Exercise:
Carry none of the pictures over; set down the material below exactly.

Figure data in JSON
========================================================================

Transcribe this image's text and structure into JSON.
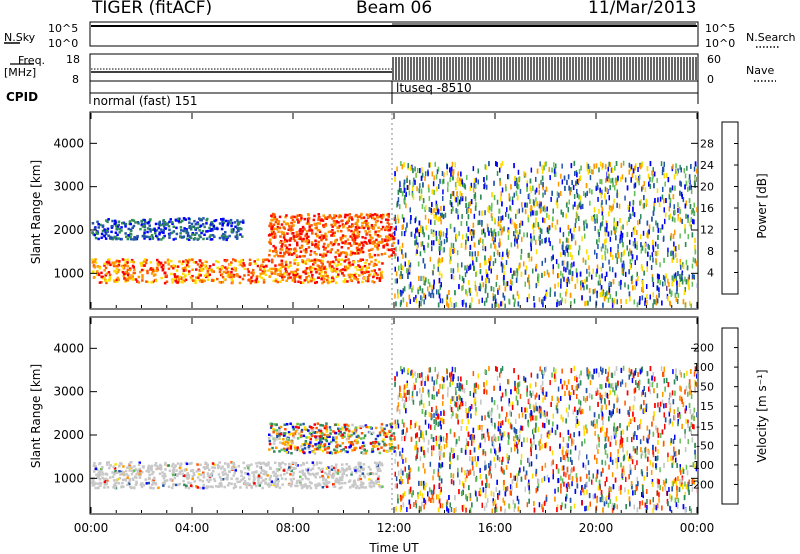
{
  "header": {
    "title": "TIGER (fitACF)",
    "beam": "Beam 06",
    "date": "11/Mar/2013"
  },
  "panels": {
    "nsky_label": "N.Sky",
    "nsearch_label": "N.Search",
    "nsky_ticks": [
      "10^5",
      "10^0"
    ],
    "nsearch_ticks": [
      "10^5",
      "10^0"
    ],
    "freq_label": "Freq.",
    "freq_unit": "[MHz]",
    "freq_ticks": [
      "18",
      "8"
    ],
    "nave_label": "Nave",
    "nave_ticks": [
      "60",
      "0"
    ],
    "cpid_label": "CPID",
    "cpid_segments": [
      {
        "name": "normal (fast) 151",
        "start_hour": 0,
        "end_hour": 12
      },
      {
        "name": "ltuseq -8510",
        "start_hour": 12,
        "end_hour": 24
      }
    ]
  },
  "chart_data": [
    {
      "type": "heatmap",
      "title": "",
      "xlabel": "",
      "ylabel": "Slant Range [km]",
      "x_ticks": [
        "00:00",
        "04:00",
        "08:00",
        "12:00",
        "16:00",
        "20:00",
        "00:00"
      ],
      "xlim_hours": [
        0,
        24
      ],
      "ylim": [
        200,
        4700
      ],
      "y_ticks": [
        1000,
        2000,
        3000,
        4000
      ],
      "colorbar": {
        "label": "Power [dB]",
        "ticks": [
          "28",
          "24",
          "20",
          "16",
          "12",
          "8",
          "4"
        ],
        "range": [
          0,
          30
        ],
        "colors": [
          "#0000ff",
          "#2255aa",
          "#2e8b57",
          "#66c05a",
          "#ffdd00",
          "#ff9900",
          "#ff5500",
          "#ff0000"
        ]
      },
      "regions": [
        {
          "start_hour": 0.0,
          "end_hour": 11.5,
          "range_km": [
            800,
            1350
          ],
          "value": "20 to 28 dB"
        },
        {
          "start_hour": 0.0,
          "end_hour": 6.0,
          "range_km": [
            1800,
            2300
          ],
          "value": "4 to 8 dB"
        },
        {
          "start_hour": 7.0,
          "end_hour": 12.0,
          "range_km": [
            1400,
            2400
          ],
          "value": "24 to 30 dB"
        },
        {
          "start_hour": 12.0,
          "end_hour": 24.0,
          "range_km": [
            300,
            3600
          ],
          "value": "4 to 20 dB"
        }
      ]
    },
    {
      "type": "heatmap",
      "title": "",
      "xlabel": "Time UT",
      "ylabel": "Slant Range [km]",
      "x_ticks": [
        "00:00",
        "04:00",
        "08:00",
        "12:00",
        "16:00",
        "20:00",
        "00:00"
      ],
      "xlim_hours": [
        0,
        24
      ],
      "ylim": [
        200,
        4700
      ],
      "y_ticks": [
        1000,
        2000,
        3000,
        4000
      ],
      "colorbar": {
        "label": "Velocity [m s⁻¹]",
        "ticks": [
          "200",
          "100",
          "50",
          "15",
          "-15",
          "-50",
          "-100",
          "-200"
        ],
        "range": [
          -250,
          250
        ],
        "colors": [
          "#ff0000",
          "#ff5500",
          "#ff9900",
          "#ffdd00",
          "#c8c8c8",
          "#66c05a",
          "#2e8b57",
          "#2255aa",
          "#0000ff"
        ]
      },
      "regions": [
        {
          "start_hour": 0.0,
          "end_hour": 11.5,
          "range_km": [
            800,
            1400
          ],
          "value": "-15 to 15 m/s"
        },
        {
          "start_hour": 7.0,
          "end_hour": 12.0,
          "range_km": [
            1600,
            2300
          ],
          "value": "-100 to 100 m/s"
        },
        {
          "start_hour": 12.0,
          "end_hour": 24.0,
          "range_km": [
            300,
            3600
          ],
          "value": "-200 to 200 m/s"
        }
      ]
    }
  ]
}
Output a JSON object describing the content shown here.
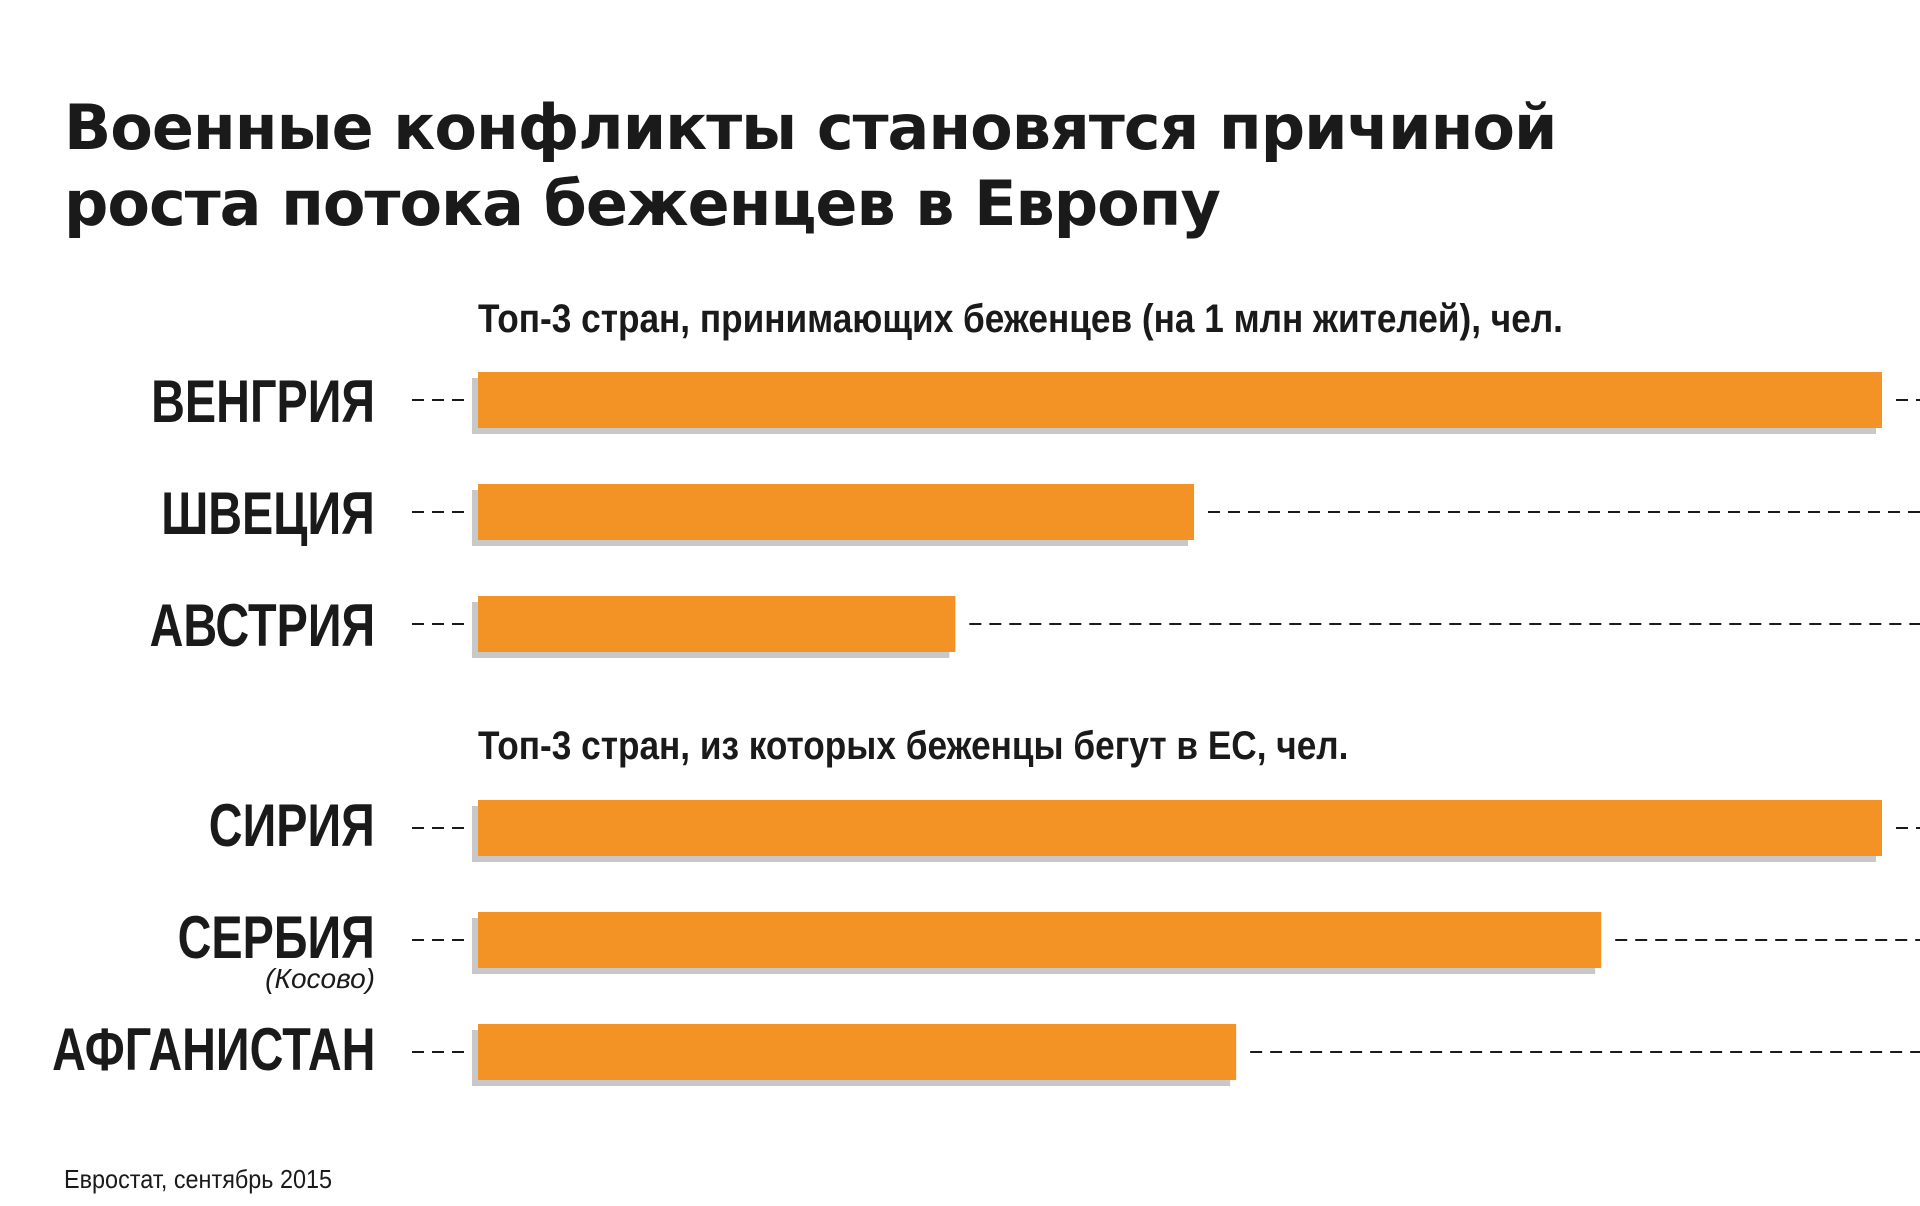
{
  "title_line1": "Военные конфликты становятся причиной",
  "title_line2": "роста потока беженцев в Европу",
  "source": "Евростат, сентябрь 2015",
  "colors": {
    "bar": "#f39325",
    "shadow": "#9a9a9a",
    "dash": "#1a1a1a",
    "text": "#1a1a1a"
  },
  "chart_data": [
    {
      "type": "bar",
      "title": "Топ-3 стран, принимающих беженцев (на 1 млн жителей), чел.",
      "orientation": "horizontal",
      "categories": [
        "ВЕНГРИЯ",
        "ШВЕЦИЯ",
        "АВСТРИЯ"
      ],
      "values": [
        100,
        51,
        34
      ],
      "value_scale": "relative (no axis values printed)",
      "grid": false
    },
    {
      "type": "bar",
      "title": "Топ-3 стран, из которых беженцы бегут в ЕС, чел.",
      "orientation": "horizontal",
      "categories": [
        "СИРИЯ",
        "СЕРБИЯ",
        "АФГАНИСТАН"
      ],
      "category_notes": [
        "",
        "(Косово)",
        ""
      ],
      "values": [
        100,
        80,
        54
      ],
      "value_scale": "relative (no axis values printed)",
      "grid": false
    }
  ]
}
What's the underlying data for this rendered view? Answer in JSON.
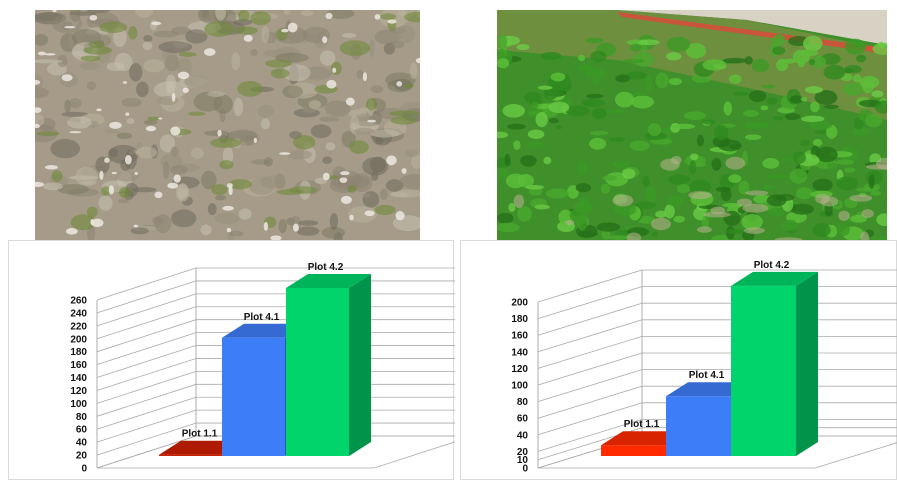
{
  "photos": [
    {
      "subject": "bare-soil-photo"
    },
    {
      "subject": "vegetated-plot-photo"
    }
  ],
  "chart_data": [
    {
      "type": "bar",
      "categories": [
        "Plot 1.1",
        "Plot 4.1",
        "Plot 4.2"
      ],
      "values": [
        2,
        183,
        260
      ],
      "colors": [
        "#cc1f00",
        "#3d7df7",
        "#00d46a"
      ],
      "ylim": [
        0,
        260
      ],
      "yticks": [
        0,
        20,
        40,
        60,
        80,
        100,
        120,
        140,
        160,
        180,
        200,
        220,
        240,
        260
      ],
      "grid": true,
      "style": "3d"
    },
    {
      "type": "bar",
      "categories": [
        "Plot 1.1",
        "Plot 4.1",
        "Plot 4.2"
      ],
      "values": [
        13,
        72,
        205
      ],
      "colors": [
        "#ff2a00",
        "#3d7df7",
        "#00d46a"
      ],
      "ylim": [
        0,
        200
      ],
      "yticks": [
        0,
        10,
        20,
        40,
        60,
        80,
        100,
        120,
        140,
        160,
        180,
        200
      ],
      "grid": true,
      "style": "3d"
    }
  ]
}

========================================================================

Task output:
Transcribe this image's text and structure into JSON.
{
  "header": {
    "title": "TIGER (fitACF)",
    "beam": "Beam 06",
    "date": "11/Mar/2013"
  },
  "panels": {
    "nsky_label": "N.Sky",
    "nsearch_label": "N.Search",
    "nsky_ticks": [
      "10^5",
      "10^0"
    ],
    "nsearch_ticks": [
      "10^5",
      "10^0"
    ],
    "freq_label": "Freq.",
    "freq_unit": "[MHz]",
    "freq_ticks": [
      "18",
      "8"
    ],
    "nave_label": "Nave",
    "nave_ticks": [
      "60",
      "0"
    ],
    "cpid_label": "CPID",
    "cpid_segments": [
      {
        "name": "normal (fast) 151",
        "start_hour": 0,
        "end_hour": 12
      },
      {
        "name": "ltuseq -8510",
        "start_hour": 12,
        "end_hour": 24
      }
    ]
  },
  "chart_data": [
    {
      "type": "heatmap",
      "title": "",
      "xlabel": "",
      "ylabel": "Slant Range [km]",
      "x_ticks": [
        "00:00",
        "04:00",
        "08:00",
        "12:00",
        "16:00",
        "20:00",
        "00:00"
      ],
      "xlim_hours": [
        0,
        24
      ],
      "ylim": [
        200,
        4700
      ],
      "y_ticks": [
        1000,
        2000,
        3000,
        4000
      ],
      "colorbar": {
        "label": "Power [dB]",
        "ticks": [
          "28",
          "24",
          "20",
          "16",
          "12",
          "8",
          "4"
        ],
        "range": [
          0,
          30
        ],
        "colors": [
          "#0000ff",
          "#2255aa",
          "#2e8b57",
          "#66c05a",
          "#ffdd00",
          "#ff9900",
          "#ff5500",
          "#ff0000"
        ]
      },
      "regions": [
        {
          "start_hour": 0.0,
          "end_hour": 11.5,
          "range_km": [
            800,
            1350
          ],
          "value": "20 to 28 dB"
        },
        {
          "start_hour": 0.0,
          "end_hour": 6.0,
          "range_km": [
            1800,
            2300
          ],
          "value": "4 to 8 dB"
        },
        {
          "start_hour": 7.0,
          "end_hour": 12.0,
          "range_km": [
            1400,
            2400
          ],
          "value": "24 to 30 dB"
        },
        {
          "start_hour": 12.0,
          "end_hour": 24.0,
          "range_km": [
            300,
            3600
          ],
          "value": "4 to 20 dB"
        }
      ]
    },
    {
      "type": "heatmap",
      "title": "",
      "xlabel": "Time UT",
      "ylabel": "Slant Range [km]",
      "x_ticks": [
        "00:00",
        "04:00",
        "08:00",
        "12:00",
        "16:00",
        "20:00",
        "00:00"
      ],
      "xlim_hours": [
        0,
        24
      ],
      "ylim": [
        200,
        4700
      ],
      "y_ticks": [
        1000,
        2000,
        3000,
        4000
      ],
      "colorbar": {
        "label": "Velocity [m s⁻¹]",
        "ticks": [
          "200",
          "100",
          "50",
          "15",
          "-15",
          "-50",
          "-100",
          "-200"
        ],
        "range": [
          -250,
          250
        ],
        "colors": [
          "#ff0000",
          "#ff5500",
          "#ff9900",
          "#ffdd00",
          "#c8c8c8",
          "#66c05a",
          "#2e8b57",
          "#2255aa",
          "#0000ff"
        ]
      },
      "regions": [
        {
          "start_hour": 0.0,
          "end_hour": 11.5,
          "range_km": [
            800,
            1400
          ],
          "value": "-15 to 15 m/s"
        },
        {
          "start_hour": 7.0,
          "end_hour": 12.0,
          "range_km": [
            1600,
            2300
          ],
          "value": "-100 to 100 m/s"
        },
        {
          "start_hour": 12.0,
          "end_hour": 24.0,
          "range_km": [
            300,
            3600
          ],
          "value": "-200 to 200 m/s"
        }
      ]
    }
  ]
}
Output a JSON object describing the content shown here.
{
  "title_line1": "Военные конфликты становятся причиной",
  "title_line2": "роста потока беженцев в Европу",
  "source": "Евростат, сентябрь 2015",
  "colors": {
    "bar": "#f39325",
    "shadow": "#9a9a9a",
    "dash": "#1a1a1a",
    "text": "#1a1a1a"
  },
  "chart_data": [
    {
      "type": "bar",
      "title": "Топ-3 стран, принимающих беженцев (на 1 млн жителей), чел.",
      "orientation": "horizontal",
      "categories": [
        "ВЕНГРИЯ",
        "ШВЕЦИЯ",
        "АВСТРИЯ"
      ],
      "values": [
        100,
        51,
        34
      ],
      "value_scale": "relative (no axis values printed)",
      "grid": false
    },
    {
      "type": "bar",
      "title": "Топ-3 стран, из которых беженцы бегут в ЕС, чел.",
      "orientation": "horizontal",
      "categories": [
        "СИРИЯ",
        "СЕРБИЯ",
        "АФГАНИСТАН"
      ],
      "category_notes": [
        "",
        "(Косово)",
        ""
      ],
      "values": [
        100,
        80,
        54
      ],
      "value_scale": "relative (no axis values printed)",
      "grid": false
    }
  ]
}
What's the underlying data for this rendered view? Answer in JSON.
{
  "photos": [
    {
      "subject": "bare-soil-photo"
    },
    {
      "subject": "vegetated-plot-photo"
    }
  ],
  "chart_data": [
    {
      "type": "bar",
      "categories": [
        "Plot 1.1",
        "Plot 4.1",
        "Plot 4.2"
      ],
      "values": [
        2,
        183,
        260
      ],
      "colors": [
        "#cc1f00",
        "#3d7df7",
        "#00d46a"
      ],
      "ylim": [
        0,
        260
      ],
      "yticks": [
        0,
        20,
        40,
        60,
        80,
        100,
        120,
        140,
        160,
        180,
        200,
        220,
        240,
        260
      ],
      "grid": true,
      "style": "3d"
    },
    {
      "type": "bar",
      "categories": [
        "Plot 1.1",
        "Plot 4.1",
        "Plot 4.2"
      ],
      "values": [
        13,
        72,
        205
      ],
      "colors": [
        "#ff2a00",
        "#3d7df7",
        "#00d46a"
      ],
      "ylim": [
        0,
        200
      ],
      "yticks": [
        0,
        10,
        20,
        40,
        60,
        80,
        100,
        120,
        140,
        160,
        180,
        200
      ],
      "grid": true,
      "style": "3d"
    }
  ]
}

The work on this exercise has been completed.